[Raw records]
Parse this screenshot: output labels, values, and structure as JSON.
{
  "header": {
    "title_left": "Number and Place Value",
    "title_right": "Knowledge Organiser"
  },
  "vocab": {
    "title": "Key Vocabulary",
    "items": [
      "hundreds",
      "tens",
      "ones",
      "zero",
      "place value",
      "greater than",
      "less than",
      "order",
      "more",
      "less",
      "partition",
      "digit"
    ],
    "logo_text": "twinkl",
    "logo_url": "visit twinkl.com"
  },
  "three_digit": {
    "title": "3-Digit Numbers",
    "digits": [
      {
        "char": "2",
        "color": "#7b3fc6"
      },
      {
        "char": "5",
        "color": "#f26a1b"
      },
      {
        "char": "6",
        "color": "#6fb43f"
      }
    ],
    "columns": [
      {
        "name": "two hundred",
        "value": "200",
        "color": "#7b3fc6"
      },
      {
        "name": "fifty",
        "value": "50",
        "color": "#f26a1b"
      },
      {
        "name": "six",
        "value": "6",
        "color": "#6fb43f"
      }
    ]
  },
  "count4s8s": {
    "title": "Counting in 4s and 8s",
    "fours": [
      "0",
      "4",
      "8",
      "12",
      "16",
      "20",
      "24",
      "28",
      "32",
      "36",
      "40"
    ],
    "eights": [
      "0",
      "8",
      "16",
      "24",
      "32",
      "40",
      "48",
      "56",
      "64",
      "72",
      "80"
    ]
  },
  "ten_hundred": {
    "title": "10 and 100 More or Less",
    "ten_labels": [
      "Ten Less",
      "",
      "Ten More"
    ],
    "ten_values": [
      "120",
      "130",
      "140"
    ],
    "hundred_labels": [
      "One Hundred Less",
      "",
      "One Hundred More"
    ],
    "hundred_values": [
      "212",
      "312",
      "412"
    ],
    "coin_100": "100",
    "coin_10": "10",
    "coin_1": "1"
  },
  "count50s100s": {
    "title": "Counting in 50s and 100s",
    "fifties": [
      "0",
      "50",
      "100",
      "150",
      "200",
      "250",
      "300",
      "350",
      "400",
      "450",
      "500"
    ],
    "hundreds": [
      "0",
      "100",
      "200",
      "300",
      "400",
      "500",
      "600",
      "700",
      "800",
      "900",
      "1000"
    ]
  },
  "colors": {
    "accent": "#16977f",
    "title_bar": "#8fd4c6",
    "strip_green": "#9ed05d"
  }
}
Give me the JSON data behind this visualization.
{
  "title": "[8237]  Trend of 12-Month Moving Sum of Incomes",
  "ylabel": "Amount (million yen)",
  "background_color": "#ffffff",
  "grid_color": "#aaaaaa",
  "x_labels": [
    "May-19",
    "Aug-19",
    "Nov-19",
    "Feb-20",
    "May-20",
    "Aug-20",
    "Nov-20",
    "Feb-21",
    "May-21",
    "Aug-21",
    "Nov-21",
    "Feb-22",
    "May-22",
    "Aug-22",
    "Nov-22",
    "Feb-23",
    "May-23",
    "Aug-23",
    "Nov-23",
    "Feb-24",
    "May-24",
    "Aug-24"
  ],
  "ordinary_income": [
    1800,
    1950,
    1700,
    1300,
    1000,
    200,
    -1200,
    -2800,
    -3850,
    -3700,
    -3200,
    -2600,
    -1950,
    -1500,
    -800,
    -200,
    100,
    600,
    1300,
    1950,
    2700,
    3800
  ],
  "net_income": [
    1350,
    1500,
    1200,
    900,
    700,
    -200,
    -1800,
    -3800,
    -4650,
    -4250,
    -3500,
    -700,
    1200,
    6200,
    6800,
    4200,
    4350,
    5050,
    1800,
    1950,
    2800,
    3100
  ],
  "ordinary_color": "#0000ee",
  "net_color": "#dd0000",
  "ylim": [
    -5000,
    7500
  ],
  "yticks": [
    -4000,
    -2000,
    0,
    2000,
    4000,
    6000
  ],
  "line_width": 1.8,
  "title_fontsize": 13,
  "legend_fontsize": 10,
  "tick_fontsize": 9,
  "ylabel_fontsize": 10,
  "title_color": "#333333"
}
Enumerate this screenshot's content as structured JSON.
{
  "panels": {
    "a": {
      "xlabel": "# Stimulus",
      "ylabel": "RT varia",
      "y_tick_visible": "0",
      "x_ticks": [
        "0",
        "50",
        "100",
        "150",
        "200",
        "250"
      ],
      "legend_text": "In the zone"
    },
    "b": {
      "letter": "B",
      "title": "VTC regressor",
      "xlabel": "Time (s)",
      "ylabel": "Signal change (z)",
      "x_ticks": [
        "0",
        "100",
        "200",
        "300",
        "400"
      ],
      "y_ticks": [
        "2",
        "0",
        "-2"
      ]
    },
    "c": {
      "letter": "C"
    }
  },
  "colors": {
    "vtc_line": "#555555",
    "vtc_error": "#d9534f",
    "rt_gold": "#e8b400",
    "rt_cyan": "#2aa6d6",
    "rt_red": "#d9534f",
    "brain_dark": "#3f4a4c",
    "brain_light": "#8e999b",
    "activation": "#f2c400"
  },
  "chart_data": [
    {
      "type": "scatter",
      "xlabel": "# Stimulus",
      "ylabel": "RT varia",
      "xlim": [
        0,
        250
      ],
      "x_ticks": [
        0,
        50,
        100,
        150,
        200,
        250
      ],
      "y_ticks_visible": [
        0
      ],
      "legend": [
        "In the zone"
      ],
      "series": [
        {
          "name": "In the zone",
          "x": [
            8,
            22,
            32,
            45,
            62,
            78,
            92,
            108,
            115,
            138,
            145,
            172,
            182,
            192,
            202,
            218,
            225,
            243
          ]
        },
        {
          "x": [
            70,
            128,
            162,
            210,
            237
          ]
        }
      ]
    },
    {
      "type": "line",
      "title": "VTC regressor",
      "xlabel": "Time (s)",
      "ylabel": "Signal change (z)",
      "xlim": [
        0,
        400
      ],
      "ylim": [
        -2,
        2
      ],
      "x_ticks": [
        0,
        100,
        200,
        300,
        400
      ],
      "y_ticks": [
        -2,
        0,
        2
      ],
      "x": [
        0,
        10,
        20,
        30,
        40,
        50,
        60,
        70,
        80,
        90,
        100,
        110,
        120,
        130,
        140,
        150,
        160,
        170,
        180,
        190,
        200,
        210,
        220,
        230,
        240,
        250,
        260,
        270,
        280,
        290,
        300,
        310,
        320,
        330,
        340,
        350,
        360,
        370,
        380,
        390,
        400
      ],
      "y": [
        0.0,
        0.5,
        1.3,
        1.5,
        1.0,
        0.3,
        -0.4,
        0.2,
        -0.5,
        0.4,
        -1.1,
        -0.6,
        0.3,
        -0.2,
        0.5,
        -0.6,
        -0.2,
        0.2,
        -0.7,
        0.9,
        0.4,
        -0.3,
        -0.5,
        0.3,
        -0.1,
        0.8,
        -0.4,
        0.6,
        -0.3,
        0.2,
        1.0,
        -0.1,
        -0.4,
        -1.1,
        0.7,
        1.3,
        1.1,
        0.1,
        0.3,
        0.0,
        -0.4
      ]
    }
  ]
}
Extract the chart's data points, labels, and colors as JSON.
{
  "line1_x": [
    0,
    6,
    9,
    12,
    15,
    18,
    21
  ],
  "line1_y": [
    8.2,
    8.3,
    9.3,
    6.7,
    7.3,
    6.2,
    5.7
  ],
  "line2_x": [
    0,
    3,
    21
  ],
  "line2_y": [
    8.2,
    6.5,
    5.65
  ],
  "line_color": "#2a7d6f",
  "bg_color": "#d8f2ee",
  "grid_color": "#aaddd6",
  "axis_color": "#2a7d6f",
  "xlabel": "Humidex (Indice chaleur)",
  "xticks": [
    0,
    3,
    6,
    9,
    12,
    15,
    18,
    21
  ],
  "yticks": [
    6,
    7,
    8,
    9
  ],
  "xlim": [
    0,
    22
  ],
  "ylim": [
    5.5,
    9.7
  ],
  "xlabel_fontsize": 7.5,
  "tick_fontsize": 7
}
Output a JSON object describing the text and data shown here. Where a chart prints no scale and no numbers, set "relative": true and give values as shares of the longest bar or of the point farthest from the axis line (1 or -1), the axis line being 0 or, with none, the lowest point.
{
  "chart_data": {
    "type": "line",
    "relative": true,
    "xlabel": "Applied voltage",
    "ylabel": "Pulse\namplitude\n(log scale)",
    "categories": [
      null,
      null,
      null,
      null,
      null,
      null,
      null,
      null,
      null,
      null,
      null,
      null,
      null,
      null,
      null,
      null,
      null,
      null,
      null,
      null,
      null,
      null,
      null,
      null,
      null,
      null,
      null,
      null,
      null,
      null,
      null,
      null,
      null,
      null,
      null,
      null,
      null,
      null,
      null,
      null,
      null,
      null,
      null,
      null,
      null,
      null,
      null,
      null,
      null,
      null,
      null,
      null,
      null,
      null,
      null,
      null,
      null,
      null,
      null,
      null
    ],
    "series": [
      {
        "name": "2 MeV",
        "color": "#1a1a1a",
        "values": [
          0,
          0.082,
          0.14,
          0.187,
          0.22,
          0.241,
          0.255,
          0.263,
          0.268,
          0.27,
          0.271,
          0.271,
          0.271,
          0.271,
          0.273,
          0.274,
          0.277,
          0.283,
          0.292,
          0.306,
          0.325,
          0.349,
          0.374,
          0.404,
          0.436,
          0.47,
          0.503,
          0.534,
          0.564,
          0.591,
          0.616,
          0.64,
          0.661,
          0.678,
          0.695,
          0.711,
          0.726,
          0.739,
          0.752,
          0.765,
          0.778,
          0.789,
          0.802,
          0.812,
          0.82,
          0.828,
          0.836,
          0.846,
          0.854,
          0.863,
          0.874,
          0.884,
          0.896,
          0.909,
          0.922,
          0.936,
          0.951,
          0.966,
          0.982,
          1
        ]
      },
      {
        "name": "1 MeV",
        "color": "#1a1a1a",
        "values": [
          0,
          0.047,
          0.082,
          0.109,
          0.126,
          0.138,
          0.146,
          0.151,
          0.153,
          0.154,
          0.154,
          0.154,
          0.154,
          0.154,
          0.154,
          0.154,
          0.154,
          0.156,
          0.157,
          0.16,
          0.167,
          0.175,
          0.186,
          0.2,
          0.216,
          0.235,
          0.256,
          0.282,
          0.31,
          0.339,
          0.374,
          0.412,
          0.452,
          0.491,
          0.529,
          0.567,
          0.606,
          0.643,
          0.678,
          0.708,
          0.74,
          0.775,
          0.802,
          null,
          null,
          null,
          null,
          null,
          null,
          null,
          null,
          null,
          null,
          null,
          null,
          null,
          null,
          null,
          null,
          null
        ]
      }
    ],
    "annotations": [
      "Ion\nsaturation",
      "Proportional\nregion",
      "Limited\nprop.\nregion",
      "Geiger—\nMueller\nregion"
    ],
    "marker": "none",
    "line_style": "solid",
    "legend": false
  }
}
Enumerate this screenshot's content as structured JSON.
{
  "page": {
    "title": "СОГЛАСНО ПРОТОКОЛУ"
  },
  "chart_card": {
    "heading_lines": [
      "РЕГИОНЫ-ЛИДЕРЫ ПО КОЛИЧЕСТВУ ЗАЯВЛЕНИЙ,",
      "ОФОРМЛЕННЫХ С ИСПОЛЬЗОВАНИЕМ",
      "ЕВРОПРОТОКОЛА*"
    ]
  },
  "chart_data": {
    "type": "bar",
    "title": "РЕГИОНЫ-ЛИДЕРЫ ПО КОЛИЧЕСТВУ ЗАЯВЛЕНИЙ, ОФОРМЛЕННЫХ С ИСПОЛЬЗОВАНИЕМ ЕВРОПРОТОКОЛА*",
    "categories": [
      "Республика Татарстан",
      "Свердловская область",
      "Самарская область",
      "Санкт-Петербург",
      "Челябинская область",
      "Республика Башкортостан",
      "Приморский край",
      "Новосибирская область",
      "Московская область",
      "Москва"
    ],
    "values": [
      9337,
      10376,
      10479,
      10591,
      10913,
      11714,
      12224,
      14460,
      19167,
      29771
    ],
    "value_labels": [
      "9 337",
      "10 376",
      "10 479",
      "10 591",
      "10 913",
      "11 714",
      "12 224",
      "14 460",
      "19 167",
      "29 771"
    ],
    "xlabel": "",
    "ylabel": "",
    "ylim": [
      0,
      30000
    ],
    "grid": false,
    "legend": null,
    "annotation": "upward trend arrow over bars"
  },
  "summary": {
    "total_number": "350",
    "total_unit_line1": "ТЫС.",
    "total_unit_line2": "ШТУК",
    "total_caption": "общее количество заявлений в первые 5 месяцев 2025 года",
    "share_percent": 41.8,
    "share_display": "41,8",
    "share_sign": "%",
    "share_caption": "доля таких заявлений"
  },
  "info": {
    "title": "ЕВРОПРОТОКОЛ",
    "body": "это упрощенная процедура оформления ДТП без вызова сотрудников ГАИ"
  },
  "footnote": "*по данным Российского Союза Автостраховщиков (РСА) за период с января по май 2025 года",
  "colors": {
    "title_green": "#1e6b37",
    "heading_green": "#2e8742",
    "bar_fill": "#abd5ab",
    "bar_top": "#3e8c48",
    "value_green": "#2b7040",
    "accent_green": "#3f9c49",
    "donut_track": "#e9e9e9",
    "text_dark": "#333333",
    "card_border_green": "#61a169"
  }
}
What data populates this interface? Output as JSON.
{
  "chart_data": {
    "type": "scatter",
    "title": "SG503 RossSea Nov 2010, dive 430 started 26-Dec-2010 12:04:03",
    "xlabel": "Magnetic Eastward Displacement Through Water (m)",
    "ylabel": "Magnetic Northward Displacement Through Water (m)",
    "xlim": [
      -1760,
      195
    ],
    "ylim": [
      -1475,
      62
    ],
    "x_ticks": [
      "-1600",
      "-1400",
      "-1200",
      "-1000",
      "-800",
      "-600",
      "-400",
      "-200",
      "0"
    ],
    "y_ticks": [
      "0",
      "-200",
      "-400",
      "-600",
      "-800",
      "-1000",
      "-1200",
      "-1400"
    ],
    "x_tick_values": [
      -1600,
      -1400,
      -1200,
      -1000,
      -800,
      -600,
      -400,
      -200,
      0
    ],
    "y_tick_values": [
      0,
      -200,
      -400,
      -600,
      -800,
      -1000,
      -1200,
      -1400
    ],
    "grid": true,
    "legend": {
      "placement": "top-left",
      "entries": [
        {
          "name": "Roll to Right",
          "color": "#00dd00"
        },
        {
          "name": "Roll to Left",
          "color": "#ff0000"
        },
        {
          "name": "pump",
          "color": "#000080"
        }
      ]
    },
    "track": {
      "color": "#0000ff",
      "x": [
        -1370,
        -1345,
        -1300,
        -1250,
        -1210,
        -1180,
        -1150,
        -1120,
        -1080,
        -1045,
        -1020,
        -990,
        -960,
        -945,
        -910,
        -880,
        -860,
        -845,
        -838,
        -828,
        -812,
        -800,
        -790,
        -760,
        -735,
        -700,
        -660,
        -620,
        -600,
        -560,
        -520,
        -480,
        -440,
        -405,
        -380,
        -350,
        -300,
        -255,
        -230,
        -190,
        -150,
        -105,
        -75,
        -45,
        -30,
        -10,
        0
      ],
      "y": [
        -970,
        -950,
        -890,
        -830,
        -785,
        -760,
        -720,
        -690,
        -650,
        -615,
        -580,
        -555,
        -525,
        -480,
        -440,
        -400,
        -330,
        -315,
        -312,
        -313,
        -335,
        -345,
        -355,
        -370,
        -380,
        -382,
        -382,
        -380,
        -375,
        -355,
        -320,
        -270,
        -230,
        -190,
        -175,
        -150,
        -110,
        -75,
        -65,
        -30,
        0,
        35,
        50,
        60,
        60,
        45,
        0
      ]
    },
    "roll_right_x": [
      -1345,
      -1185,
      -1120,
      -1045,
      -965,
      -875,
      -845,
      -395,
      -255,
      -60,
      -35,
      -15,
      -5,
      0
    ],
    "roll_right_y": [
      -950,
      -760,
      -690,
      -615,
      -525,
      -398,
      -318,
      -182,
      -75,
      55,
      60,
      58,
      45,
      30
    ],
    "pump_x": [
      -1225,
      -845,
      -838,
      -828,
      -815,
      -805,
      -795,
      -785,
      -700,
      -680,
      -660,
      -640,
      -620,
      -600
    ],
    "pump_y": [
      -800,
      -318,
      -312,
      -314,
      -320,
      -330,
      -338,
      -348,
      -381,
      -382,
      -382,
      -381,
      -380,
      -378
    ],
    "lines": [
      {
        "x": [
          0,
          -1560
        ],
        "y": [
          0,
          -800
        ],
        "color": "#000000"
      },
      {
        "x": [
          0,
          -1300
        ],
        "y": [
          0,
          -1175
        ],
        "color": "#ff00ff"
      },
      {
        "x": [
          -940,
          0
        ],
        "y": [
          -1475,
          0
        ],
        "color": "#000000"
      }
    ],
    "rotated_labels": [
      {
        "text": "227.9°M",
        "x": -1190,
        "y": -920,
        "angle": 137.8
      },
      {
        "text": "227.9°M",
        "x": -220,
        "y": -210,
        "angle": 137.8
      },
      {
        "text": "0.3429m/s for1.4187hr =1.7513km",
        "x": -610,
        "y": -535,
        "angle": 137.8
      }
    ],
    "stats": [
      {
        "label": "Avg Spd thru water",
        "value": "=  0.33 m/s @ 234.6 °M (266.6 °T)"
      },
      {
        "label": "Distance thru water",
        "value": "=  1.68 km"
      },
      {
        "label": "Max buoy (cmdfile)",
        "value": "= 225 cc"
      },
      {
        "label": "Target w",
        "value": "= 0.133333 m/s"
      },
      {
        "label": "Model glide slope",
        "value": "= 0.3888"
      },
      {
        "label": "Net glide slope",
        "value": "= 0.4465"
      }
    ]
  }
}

→ CHALLENGE
Collect from the data above every line that includes "zone".

→ PROBLEM SOLUTION
      "legend_text": "In the zone"
        "In the zone"
          "name": "In the zone",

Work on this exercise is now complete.